--- Start of Records for this task ---
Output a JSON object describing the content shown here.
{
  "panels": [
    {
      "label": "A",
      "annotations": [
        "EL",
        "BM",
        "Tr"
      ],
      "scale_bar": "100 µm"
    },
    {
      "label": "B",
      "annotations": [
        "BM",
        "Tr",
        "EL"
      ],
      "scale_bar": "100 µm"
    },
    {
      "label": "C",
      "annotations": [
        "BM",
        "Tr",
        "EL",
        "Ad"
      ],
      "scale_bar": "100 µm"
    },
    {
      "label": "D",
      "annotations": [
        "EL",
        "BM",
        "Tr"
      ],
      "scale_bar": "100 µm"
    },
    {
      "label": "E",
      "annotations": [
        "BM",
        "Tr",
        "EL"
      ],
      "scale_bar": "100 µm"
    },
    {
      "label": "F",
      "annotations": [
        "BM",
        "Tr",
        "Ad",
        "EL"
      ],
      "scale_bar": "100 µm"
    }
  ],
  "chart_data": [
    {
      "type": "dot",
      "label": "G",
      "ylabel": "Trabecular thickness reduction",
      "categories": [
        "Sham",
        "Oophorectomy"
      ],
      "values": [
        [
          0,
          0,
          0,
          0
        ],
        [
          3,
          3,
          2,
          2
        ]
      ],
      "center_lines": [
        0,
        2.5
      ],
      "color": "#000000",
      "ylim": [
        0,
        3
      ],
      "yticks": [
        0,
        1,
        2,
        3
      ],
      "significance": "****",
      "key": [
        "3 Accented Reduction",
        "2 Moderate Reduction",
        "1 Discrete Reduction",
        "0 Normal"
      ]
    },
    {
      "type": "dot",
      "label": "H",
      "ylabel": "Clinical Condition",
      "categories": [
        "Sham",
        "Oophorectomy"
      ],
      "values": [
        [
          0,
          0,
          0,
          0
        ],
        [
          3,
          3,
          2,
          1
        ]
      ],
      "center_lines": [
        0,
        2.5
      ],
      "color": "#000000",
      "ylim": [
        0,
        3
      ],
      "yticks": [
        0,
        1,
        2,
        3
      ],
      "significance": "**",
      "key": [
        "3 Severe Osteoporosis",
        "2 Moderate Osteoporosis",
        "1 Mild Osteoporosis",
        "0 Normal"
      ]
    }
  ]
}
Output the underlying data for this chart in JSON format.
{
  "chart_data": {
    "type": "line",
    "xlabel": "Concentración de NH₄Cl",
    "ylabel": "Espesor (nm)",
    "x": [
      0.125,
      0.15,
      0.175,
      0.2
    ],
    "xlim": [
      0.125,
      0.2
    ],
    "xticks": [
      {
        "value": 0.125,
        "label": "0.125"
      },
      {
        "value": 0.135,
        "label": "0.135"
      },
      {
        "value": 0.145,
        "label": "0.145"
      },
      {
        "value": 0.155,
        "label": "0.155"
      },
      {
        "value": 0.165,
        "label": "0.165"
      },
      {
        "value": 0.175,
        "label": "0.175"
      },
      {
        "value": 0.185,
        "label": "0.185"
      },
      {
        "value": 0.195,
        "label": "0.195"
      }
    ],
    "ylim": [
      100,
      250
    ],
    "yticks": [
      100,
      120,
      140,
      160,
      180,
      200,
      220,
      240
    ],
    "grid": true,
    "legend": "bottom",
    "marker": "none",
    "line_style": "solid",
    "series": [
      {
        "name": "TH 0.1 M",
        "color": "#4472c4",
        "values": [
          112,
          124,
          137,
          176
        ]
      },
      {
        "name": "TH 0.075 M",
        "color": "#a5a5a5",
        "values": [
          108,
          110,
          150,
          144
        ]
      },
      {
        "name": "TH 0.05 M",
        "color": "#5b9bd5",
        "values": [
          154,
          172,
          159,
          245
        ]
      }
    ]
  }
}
--- End of Records for this task ---
→ Aim of the exercise
Pull out and copy each line containing the string "JSON".

→ Completed task
Output a JSON object describing the content shown here.
Output the underlying data for this chart in JSON format.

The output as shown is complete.